## Information given

□ □ □ □

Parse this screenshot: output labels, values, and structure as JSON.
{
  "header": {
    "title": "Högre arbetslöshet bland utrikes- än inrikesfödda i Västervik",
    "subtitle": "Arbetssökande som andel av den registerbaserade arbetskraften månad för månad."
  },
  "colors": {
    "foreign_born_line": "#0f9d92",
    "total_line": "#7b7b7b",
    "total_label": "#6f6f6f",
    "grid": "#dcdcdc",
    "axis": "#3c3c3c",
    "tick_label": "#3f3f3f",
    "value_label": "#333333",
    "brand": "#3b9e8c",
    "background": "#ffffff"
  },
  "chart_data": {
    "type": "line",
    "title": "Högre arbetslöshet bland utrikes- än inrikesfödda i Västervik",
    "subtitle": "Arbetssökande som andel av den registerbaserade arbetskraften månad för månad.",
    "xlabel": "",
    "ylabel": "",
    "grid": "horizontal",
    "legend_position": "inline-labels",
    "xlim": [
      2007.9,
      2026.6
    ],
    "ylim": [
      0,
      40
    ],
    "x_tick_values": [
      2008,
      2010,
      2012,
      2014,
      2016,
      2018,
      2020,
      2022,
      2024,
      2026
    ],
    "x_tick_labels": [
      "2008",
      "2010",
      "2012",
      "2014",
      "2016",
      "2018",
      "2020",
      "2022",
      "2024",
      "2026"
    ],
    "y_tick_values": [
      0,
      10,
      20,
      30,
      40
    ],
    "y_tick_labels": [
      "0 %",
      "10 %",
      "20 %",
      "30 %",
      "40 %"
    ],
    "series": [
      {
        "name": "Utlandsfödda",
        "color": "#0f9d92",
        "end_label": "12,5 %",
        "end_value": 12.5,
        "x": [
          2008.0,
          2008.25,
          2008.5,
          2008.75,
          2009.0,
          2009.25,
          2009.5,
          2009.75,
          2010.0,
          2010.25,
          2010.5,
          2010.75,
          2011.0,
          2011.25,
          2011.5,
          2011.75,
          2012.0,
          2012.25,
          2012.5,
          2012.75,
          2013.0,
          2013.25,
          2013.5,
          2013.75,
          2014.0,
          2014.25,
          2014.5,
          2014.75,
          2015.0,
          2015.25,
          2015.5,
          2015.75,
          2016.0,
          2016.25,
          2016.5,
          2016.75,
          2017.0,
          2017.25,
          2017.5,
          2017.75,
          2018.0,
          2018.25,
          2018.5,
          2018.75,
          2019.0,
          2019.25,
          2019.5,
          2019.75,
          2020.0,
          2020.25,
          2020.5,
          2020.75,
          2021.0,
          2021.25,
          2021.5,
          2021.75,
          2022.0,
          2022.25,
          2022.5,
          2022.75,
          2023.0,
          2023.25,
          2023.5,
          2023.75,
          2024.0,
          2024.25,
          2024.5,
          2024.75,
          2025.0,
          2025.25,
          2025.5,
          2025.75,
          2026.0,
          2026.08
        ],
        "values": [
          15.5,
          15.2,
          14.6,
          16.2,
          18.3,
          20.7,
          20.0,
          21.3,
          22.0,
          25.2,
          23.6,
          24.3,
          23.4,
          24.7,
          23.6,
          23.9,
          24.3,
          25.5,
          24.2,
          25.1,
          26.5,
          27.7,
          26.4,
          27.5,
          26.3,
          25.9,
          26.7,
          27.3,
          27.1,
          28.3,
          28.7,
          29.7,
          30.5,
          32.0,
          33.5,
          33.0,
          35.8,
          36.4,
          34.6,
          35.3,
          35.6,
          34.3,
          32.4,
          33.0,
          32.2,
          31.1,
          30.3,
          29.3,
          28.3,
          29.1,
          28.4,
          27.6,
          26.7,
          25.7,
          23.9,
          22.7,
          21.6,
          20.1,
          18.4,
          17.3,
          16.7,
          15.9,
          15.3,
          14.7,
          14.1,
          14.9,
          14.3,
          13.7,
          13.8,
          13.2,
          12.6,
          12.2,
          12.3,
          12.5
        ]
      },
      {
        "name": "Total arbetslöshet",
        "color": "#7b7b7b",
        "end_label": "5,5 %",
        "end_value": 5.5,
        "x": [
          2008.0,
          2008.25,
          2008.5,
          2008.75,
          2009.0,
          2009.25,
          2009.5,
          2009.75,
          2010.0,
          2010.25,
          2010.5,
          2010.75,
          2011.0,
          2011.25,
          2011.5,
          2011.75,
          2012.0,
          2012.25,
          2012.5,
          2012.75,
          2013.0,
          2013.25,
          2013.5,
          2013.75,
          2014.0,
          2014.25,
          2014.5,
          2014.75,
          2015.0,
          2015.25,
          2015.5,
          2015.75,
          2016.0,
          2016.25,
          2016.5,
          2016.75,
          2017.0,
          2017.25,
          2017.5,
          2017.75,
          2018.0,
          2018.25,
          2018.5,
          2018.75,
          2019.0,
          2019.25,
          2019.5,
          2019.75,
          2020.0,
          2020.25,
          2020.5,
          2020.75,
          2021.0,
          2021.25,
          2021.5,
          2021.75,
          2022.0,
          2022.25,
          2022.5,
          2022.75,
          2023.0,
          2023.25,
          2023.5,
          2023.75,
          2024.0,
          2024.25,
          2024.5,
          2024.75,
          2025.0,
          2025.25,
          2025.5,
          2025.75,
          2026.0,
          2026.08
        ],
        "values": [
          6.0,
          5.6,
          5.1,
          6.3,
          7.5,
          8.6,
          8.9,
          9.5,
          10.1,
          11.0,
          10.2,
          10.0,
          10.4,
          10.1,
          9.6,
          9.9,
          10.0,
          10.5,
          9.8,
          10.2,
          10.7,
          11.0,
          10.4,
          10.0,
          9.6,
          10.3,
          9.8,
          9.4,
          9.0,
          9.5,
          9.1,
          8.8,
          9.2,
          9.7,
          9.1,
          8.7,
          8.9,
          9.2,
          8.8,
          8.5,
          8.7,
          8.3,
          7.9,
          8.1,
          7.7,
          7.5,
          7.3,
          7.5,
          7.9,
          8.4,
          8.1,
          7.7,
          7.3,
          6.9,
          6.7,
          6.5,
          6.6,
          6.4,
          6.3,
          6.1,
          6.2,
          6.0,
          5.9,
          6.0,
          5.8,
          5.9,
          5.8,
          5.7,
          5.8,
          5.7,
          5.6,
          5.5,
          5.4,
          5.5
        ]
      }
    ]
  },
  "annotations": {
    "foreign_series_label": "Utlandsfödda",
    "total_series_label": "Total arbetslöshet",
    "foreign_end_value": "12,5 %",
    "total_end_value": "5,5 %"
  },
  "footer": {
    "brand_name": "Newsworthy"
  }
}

□ □ □ □

Count the lines in the material above where the string "arbetslöshet" appears, then state only that count.

## Result below
4